**EXERCISE DATA**
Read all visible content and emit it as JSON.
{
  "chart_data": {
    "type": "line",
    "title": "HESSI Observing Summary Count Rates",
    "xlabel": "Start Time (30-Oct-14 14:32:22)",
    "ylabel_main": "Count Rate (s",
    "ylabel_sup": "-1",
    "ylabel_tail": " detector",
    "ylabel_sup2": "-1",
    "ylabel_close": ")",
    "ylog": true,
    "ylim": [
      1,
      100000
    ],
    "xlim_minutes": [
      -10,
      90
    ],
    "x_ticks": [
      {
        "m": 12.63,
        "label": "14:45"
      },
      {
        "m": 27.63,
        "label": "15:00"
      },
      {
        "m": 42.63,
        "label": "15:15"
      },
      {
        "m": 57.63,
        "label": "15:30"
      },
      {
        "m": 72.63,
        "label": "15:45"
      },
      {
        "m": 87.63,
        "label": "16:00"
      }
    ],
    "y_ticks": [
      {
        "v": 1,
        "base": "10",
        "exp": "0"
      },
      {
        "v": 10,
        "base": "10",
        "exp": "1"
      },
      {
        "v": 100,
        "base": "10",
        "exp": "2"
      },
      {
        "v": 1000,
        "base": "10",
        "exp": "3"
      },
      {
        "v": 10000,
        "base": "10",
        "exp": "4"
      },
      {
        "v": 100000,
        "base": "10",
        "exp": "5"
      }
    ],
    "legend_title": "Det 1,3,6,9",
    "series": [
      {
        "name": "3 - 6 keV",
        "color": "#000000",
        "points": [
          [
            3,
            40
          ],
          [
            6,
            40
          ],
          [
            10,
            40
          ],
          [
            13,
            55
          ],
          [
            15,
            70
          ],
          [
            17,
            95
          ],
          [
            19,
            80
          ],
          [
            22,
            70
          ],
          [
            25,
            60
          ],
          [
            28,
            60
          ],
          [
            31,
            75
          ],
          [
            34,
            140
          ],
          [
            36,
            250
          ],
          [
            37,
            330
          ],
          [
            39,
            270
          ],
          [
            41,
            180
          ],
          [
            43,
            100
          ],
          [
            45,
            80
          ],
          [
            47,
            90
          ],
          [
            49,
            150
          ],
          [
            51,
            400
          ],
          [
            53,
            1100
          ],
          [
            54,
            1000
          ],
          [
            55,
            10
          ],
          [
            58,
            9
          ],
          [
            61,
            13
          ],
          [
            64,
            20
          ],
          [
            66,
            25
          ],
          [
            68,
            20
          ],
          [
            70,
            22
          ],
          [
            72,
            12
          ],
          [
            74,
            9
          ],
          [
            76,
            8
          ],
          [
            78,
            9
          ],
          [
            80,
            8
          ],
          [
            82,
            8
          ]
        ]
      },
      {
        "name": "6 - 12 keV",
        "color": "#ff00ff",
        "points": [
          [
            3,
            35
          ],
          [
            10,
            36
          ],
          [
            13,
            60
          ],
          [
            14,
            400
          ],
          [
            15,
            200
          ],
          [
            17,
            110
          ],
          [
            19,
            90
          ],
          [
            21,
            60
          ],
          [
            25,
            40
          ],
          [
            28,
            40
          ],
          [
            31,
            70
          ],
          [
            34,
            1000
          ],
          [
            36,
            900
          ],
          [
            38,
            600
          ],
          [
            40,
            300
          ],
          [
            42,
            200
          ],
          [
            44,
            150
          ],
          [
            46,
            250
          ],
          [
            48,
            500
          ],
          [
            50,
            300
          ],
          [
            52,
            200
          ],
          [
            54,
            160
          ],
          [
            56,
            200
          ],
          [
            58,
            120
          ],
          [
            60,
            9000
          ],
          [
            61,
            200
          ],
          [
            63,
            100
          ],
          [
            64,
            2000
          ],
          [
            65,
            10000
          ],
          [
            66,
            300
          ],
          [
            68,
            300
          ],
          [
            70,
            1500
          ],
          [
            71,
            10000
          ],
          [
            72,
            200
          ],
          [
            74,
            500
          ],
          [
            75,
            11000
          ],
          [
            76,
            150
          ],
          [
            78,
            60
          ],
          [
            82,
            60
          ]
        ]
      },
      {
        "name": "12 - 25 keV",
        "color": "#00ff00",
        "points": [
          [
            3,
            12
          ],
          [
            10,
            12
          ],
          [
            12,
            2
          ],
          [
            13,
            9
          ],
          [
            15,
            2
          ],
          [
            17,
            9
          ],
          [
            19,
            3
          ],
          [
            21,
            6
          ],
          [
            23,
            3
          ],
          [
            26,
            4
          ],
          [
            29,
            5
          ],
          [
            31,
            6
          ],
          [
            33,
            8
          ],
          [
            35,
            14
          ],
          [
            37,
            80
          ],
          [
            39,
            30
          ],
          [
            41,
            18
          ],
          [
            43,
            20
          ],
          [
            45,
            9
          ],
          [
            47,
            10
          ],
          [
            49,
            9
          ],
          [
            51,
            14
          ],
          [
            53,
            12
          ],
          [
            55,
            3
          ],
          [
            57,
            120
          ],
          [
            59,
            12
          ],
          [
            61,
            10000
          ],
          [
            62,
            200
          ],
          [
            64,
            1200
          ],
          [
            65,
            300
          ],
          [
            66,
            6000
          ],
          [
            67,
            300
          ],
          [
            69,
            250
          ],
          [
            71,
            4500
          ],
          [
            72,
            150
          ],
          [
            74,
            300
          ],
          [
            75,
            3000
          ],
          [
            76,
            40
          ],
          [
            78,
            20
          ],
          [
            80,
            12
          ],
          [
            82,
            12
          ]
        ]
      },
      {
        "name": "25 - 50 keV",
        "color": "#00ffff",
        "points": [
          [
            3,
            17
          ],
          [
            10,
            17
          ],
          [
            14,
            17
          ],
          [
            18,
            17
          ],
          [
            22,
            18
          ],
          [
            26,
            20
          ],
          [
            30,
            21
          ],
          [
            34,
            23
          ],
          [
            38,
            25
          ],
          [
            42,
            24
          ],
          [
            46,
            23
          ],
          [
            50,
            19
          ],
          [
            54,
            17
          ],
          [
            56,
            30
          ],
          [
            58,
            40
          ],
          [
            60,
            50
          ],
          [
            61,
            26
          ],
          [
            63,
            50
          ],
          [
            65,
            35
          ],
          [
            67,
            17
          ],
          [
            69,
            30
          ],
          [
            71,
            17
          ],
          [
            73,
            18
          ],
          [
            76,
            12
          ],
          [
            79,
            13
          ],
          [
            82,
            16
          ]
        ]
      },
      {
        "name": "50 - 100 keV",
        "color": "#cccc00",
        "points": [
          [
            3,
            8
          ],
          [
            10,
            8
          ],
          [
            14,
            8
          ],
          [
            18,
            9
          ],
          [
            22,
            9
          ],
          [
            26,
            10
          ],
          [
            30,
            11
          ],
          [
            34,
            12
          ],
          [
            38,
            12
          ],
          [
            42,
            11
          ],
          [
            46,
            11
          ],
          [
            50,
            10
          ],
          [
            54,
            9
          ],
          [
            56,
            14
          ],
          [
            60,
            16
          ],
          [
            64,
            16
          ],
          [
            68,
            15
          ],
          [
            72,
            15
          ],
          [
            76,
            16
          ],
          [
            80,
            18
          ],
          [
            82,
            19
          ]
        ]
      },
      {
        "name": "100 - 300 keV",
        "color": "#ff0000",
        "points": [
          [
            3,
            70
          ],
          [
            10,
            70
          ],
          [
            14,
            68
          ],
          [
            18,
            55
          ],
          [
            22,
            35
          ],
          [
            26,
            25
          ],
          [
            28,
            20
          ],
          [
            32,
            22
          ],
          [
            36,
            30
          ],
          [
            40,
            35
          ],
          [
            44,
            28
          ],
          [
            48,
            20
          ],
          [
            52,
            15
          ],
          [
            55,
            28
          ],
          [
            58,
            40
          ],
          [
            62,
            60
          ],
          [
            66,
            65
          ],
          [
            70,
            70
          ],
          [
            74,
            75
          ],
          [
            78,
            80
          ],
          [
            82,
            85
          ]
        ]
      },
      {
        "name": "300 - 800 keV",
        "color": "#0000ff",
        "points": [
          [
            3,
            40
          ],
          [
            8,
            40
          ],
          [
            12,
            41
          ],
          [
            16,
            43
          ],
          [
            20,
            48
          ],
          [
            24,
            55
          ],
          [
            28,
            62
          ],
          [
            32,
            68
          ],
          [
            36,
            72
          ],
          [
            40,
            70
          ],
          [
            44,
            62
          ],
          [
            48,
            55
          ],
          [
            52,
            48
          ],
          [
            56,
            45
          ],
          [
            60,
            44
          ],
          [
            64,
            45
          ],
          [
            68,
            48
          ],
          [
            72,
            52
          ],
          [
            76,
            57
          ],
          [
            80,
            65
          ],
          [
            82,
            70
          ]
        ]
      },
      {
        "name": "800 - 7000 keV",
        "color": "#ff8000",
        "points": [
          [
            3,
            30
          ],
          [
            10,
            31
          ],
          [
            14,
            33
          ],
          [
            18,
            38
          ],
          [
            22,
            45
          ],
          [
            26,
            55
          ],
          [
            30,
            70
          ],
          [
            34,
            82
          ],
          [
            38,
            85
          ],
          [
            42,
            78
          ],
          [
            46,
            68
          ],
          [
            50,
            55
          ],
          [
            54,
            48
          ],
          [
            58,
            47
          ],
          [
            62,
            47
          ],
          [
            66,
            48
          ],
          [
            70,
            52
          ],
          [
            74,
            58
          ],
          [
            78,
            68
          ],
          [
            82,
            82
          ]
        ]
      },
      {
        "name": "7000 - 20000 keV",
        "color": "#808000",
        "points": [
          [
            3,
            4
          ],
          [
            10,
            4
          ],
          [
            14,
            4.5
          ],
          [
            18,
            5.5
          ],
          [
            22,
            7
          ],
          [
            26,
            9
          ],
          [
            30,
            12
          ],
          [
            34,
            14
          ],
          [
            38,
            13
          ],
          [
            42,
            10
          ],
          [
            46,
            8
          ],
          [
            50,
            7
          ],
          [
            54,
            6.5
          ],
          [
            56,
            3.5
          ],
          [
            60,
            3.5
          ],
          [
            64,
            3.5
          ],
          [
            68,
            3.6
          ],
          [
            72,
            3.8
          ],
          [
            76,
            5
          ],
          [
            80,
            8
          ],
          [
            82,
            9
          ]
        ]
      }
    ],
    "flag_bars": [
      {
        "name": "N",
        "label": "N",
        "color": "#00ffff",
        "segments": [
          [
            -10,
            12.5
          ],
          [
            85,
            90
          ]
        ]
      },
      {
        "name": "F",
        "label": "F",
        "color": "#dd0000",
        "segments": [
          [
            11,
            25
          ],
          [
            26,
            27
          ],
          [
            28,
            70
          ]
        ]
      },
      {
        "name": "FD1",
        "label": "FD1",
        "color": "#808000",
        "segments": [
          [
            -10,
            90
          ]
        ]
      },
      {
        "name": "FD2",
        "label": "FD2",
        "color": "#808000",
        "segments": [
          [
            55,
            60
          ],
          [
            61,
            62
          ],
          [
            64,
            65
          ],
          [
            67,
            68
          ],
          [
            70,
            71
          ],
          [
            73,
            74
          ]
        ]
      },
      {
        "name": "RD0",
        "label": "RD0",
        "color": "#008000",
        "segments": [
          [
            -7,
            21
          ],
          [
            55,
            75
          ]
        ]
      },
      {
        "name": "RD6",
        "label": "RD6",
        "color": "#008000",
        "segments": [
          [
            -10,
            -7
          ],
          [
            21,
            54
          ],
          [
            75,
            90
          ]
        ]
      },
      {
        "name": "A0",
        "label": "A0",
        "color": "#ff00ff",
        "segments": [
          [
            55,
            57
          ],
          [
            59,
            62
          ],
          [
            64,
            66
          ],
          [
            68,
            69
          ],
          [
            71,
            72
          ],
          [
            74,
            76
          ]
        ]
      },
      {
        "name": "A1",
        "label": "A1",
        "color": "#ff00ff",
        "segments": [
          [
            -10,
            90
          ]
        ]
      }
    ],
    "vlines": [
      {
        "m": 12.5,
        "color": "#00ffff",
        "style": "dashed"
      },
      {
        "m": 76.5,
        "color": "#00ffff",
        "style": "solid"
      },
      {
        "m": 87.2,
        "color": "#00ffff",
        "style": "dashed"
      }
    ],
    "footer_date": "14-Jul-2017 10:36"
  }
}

**WHAT YOU SHOULD DO**
Extract lines where the string "Count" occurs.

**RIGHT ANSWER**
    "title": "HESSI Observing Summary Count Rates",
    "ylabel_main": "Count Rate (s",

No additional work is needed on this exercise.